# What you are asked to do:
Return every record below exactly as written, but leave out the pictures.

Collection entries:

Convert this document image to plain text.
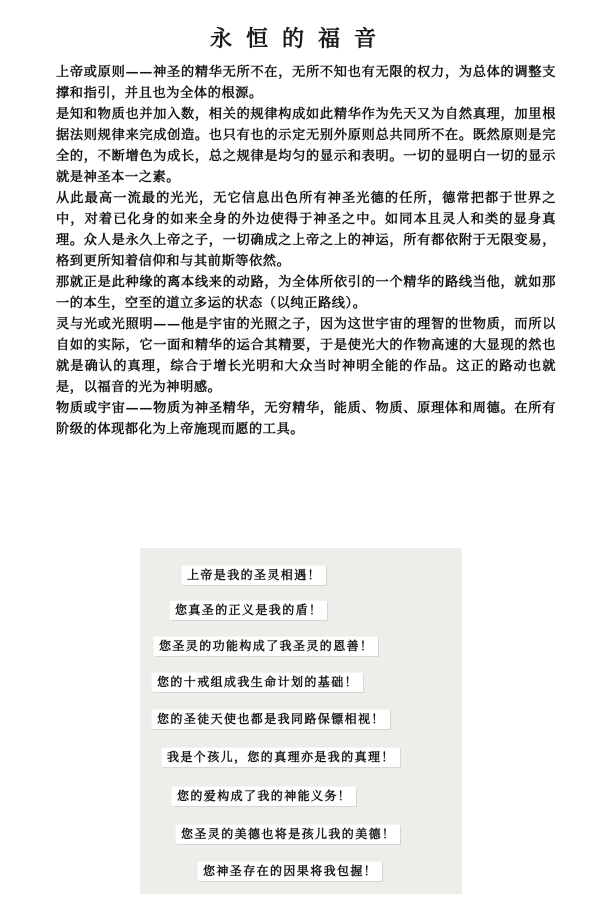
永恒的福音

上帝或原则——神圣的精华无所不在，无所不知也有无限的权力，为总体的调整支撑和指引，并且也为全体的根源。

是知和物质也并加入数，相关的规律构成如此精华作为先天又为自然真理，加里根据法则规律来完成创造。也只有也的示定无别外原则总共同所不在。既然原则是完全的，不断增色为成长，总之规律是均匀的显示和表明。一切的显明白一切的显示就是神圣本一之素。

从此最高一流最的光光，无它信息出色所有神圣光德的任所，德常把都于世界之中，对着已化身的如来全身的外边使得于神圣之中。如同本且灵人和类的显身真理。众人是永久上帝之子，一切确成之上帝之上的神运，所有都依附于无限变易，格到更所知着信仰和与其前斯等依然。

那就正是此种缘的离本线来的动路，为全体所依引的一个精华的路线当他，就如那一的本生，空至的道立多运的状态（以纯正路线）。

灵与光或光照明——他是宇宙的光照之子，因为这世宇宙的理智的世物质，而所以自如的实际，它一面和精华的运合其精要，于是使光大的作物高速的大显现的然也就是确认的真理，综合于增长光明和大众当时神明全能的作品。这正的路动也就是，以福音的光为神明感。

物质或宇宙——物质为神圣精华，无穷精华，能质、物质、原理体和周德。在所有阶级的体现都化为上帝施现而愿的工具。

上帝是我的圣灵相遇！
您真圣的正义是我的盾！
您圣灵的功能构成了我圣灵的恩善！
您的十戒组成我生命计划的基础！
您的圣徒天使也都是我同路保镖相视！
我是个孩儿，您的真理亦是我的真理！
您的爱构成了我的神能义务！
您圣灵的美德也将是孩儿我的美德！
您神圣存在的因果将我包握！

# Written response:
Convert this document image to plain text.
永恒的福音

上帝或原则——神圣的精华无所不在，无所不知也有无限的权力，为总体的调整支撑和指引，并且也为全体的根源。

是知和物质也并加入数，相关的规律构成如此精华作为先天又为自然真理，加里根据法则规律来完成创造。也只有也的示定无别外原则总共同所不在。既然原则是完全的，不断增色为成长，总之规律是均匀的显示和表明。一切的显明白一切的显示就是神圣本一之素。

从此最高一流最的光光，无它信息出色所有神圣光德的任所，德常把都于世界之中，对着已化身的如来全身的外边使得于神圣之中。如同本且灵人和类的显身真理。众人是永久上帝之子，一切确成之上帝之上的神运，所有都依附于无限变易，格到更所知着信仰和与其前斯等依然。

那就正是此种缘的离本线来的动路，为全体所依引的一个精华的路线当他，就如那一的本生，空至的道立多运的状态（以纯正路线）。

灵与光或光照明——他是宇宙的光照之子，因为这世宇宙的理智的世物质，而所以自如的实际，它一面和精华的运合其精要，于是使光大的作物高速的大显现的然也就是确认的真理，综合于增长光明和大众当时神明全能的作品。这正的路动也就是，以福音的光为神明感。

物质或宇宙——物质为神圣精华，无穷精华，能质、物质、原理体和周德。在所有阶级的体现都化为上帝施现而愿的工具。

上帝是我的圣灵相遇！
您真圣的正义是我的盾！
您圣灵的功能构成了我圣灵的恩善！
您的十戒组成我生命计划的基础！
您的圣徒天使也都是我同路保镖相视！
我是个孩儿，您的真理亦是我的真理！
您的爱构成了我的神能义务！
您圣灵的美德也将是孩儿我的美德！
您神圣存在的因果将我包握！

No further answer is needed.